_SUPPLIED ENTRIES_.
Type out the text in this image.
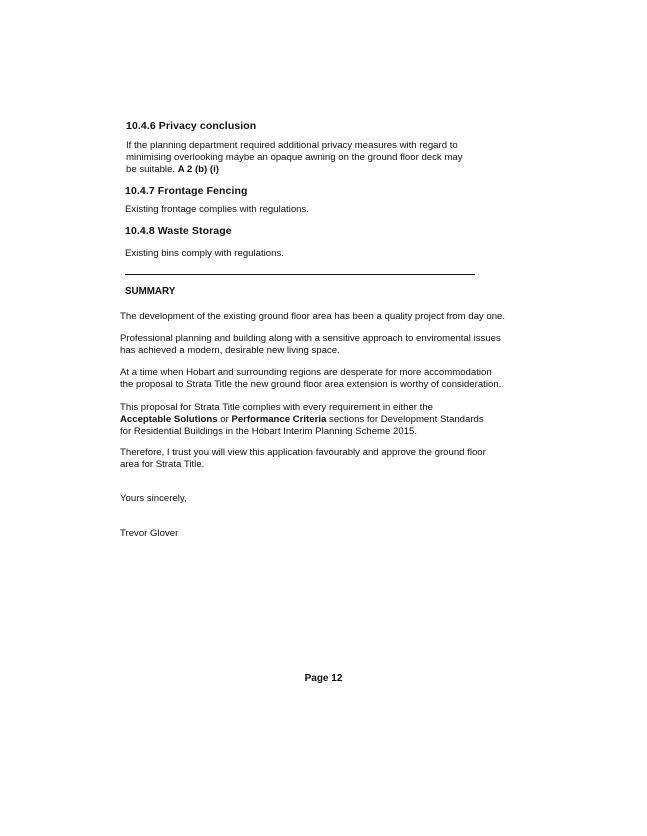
10.4.6 Privacy conclusion
If the planning department required additional privacy measures with regard to
minimising overlooking maybe an opaque awning on the ground floor deck may
be suitable. A 2 (b) (i)
10.4.7 Frontage Fencing
Existing frontage complies with regulations.
10.4.8 Waste Storage
Existing bins comply with regulations.
SUMMARY
The development of the existing ground floor area has been a quality project from day one.
Professional planning and building along with a sensitive approach to enviromental issues
has achieved a modern, desirable new living space.
At a time when Hobart and surrounding regions are desperate for more accommodation
the proposal to Strata Title the new ground floor area extension is worthy of consideration.
This proposal for Strata Title complies with every requirement in either the
Acceptable Solutions or Performance Criteria sections for Development Standards
for Residential Buildings in the Hobart Interim Planning Scheme 2015.
Therefore, I trust you will view this application favourably and approve the ground floor
area for Strata Title.
Yours sincerely,
Trevor Glover
Page 12
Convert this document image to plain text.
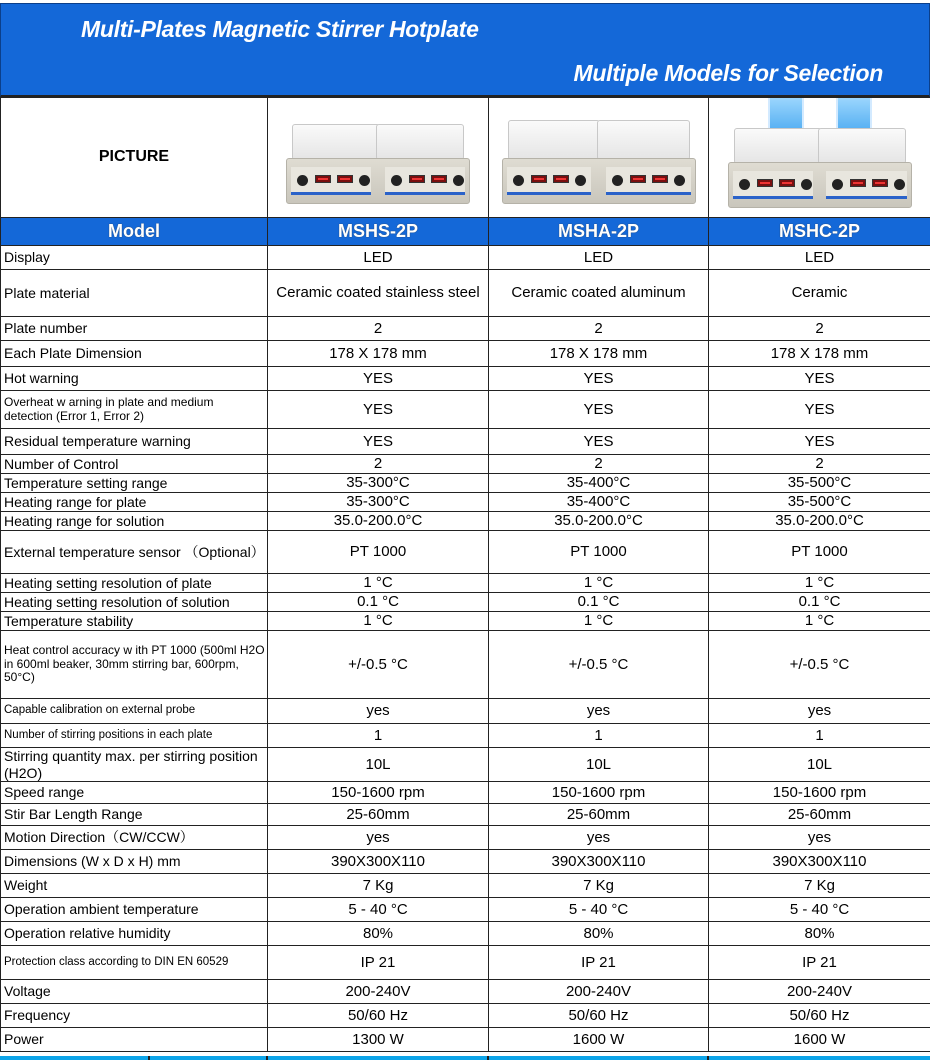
Multi-Plates Magnetic Stirrer Hotplate
Multiple Models for Selection
PICTURE	

Model	MSHS-2P	MSHA-2P	MSHC-2P
Display	LED	LED	LED
Plate material	Ceramic coated stainless steel	Ceramic coated aluminum	Ceramic
Plate number	2	2	2
Each Plate Dimension	178 X 178 mm	178 X 178 mm	178 X 178 mm
Hot warning	YES	YES	YES
Overheat w arning in plate and medium detection (Error 1, Error 2)	YES	YES	YES
Residual temperature warning	YES	YES	YES
Number of Control	2	2	2
Temperature setting range	35-300°C	35-400°C	35-500°C
Heating range for plate	35-300°C	35-400°C	35-500°C
Heating range for solution	35.0-200.0°C	35.0-200.0°C	35.0-200.0°C
External temperature sensor （Optional）	PT 1000	PT 1000	PT 1000
Heating setting resolution of plate	1 °C	1 °C	1 °C
Heating setting resolution of solution	0.1 °C	0.1 °C	0.1 °C
Temperature stability	1 °C	1 °C	1 °C
Heat control accuracy w ith PT 1000 (500ml H2O in 600ml beaker, 30mm stirring bar, 600rpm, 50°C)	+/-0.5 °C	+/-0.5 °C	+/-0.5 °C
Capable calibration on external probe	yes	yes	yes
Number of stirring positions in each plate	1	1	1
Stirring quantity max. per stirring position (H2O)	10L	10L	10L
Speed range	150-1600 rpm	150-1600 rpm	150-1600 rpm
Stir Bar Length Range	25-60mm	25-60mm	25-60mm
Motion Direction（CW/CCW）	yes	yes	yes
Dimensions (W x D x H) mm	390X300X110	390X300X110	390X300X110
Weight	7 Kg	7 Kg	7 Kg
Operation ambient temperature	5 - 40 °C	5 - 40 °C	5 - 40 °C
Operation relative humidity	80%	80%	80%
Protection class according to DIN EN 60529	IP 21	IP 21	IP 21
Voltage	200-240V	200-240V	200-240V
Frequency	50/60 Hz	50/60 Hz	50/60 Hz
Power	1300 W	1600 W	1600 W
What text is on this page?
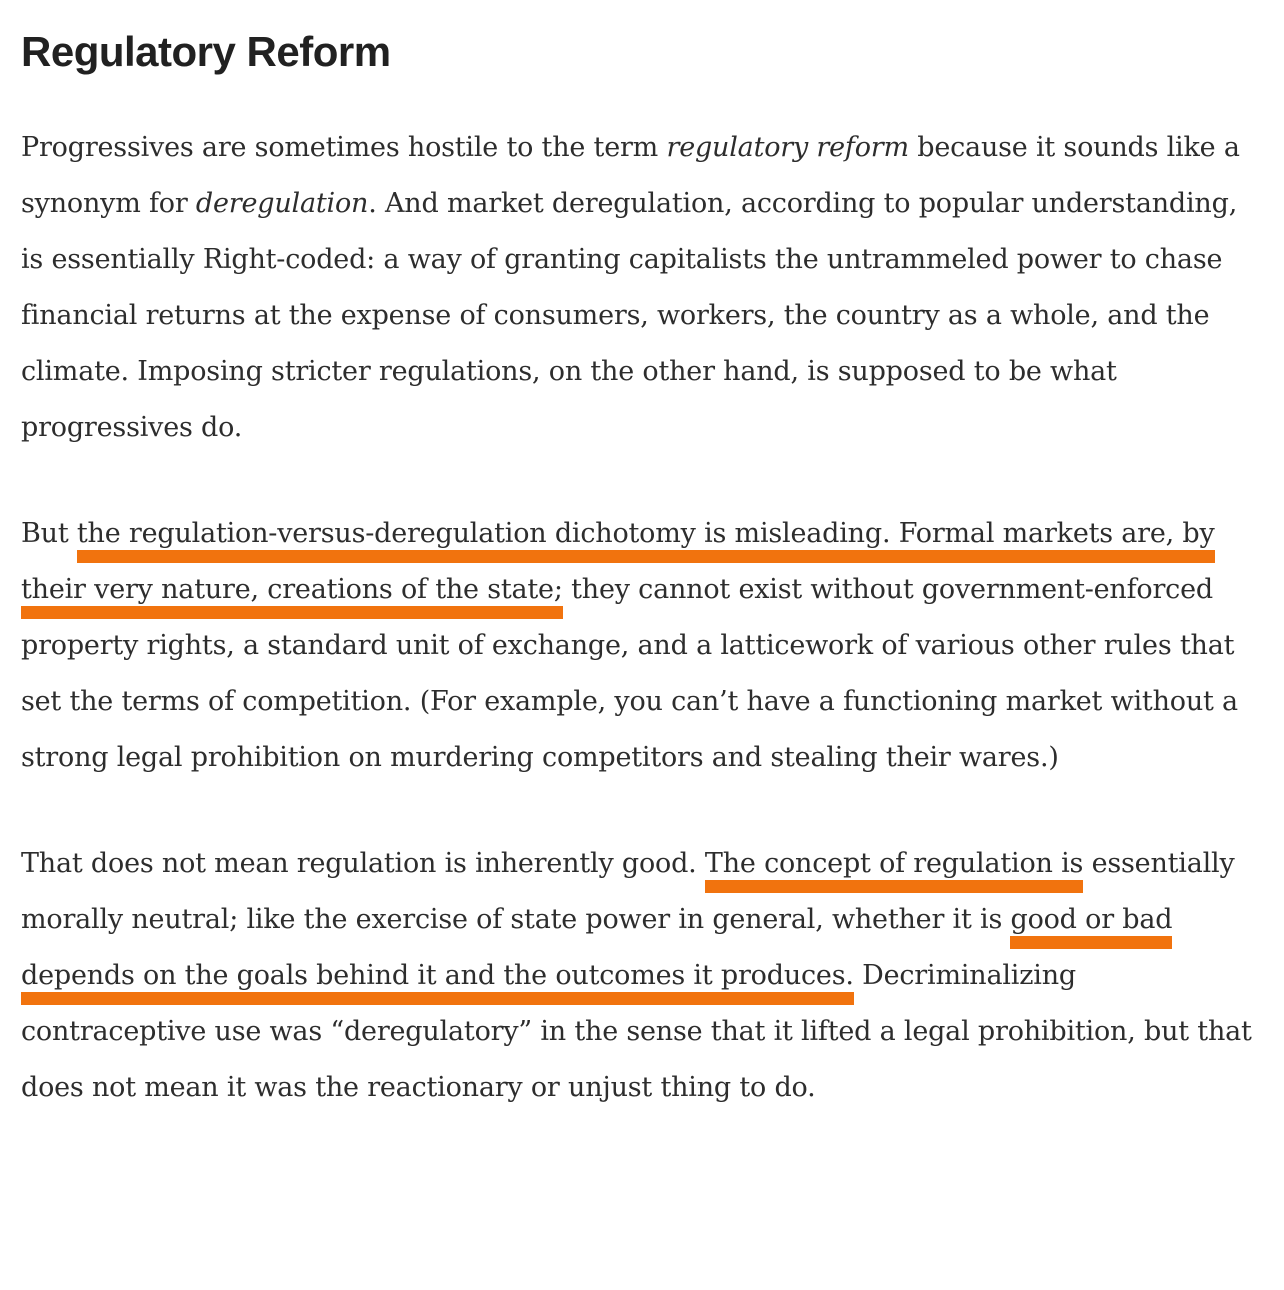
Regulatory Reform

Progressives are sometimes hostile to the term regulatory reform because it sounds like a synonym for deregulation. And market deregulation, according to popular understanding, is essentially Right-coded: a way of granting capitalists the untrammeled power to chase financial returns at the expense of consumers, workers, the country as a whole, and the climate. Imposing stricter regulations, on the other hand, is supposed to be what progressives do.

But the regulation-versus-deregulation dichotomy is misleading. Formal markets are, by their very nature, creations of the state; they cannot exist without government-enforced property rights, a standard unit of exchange, and a latticework of various other rules that set the terms of competition. (For example, you can’t have a functioning market without a strong legal prohibition on murdering competitors and stealing their wares.)

That does not mean regulation is inherently good. The concept of regulation is essentially morally neutral; like the exercise of state power in general, whether it is good or bad depends on the goals behind it and the outcomes it produces. Decriminalizing contraceptive use was “deregulatory” in the sense that it lifted a legal prohibition, but that does not mean it was the reactionary or unjust thing to do.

_PROBLEM_.
Search the data for "proposal". Copy every matching line.

_COMPLETED TASK_.
the proposal to Strata Title the new ground floor area extension is worthy of consideration.
This proposal for Strata Title complies with every requirement in either the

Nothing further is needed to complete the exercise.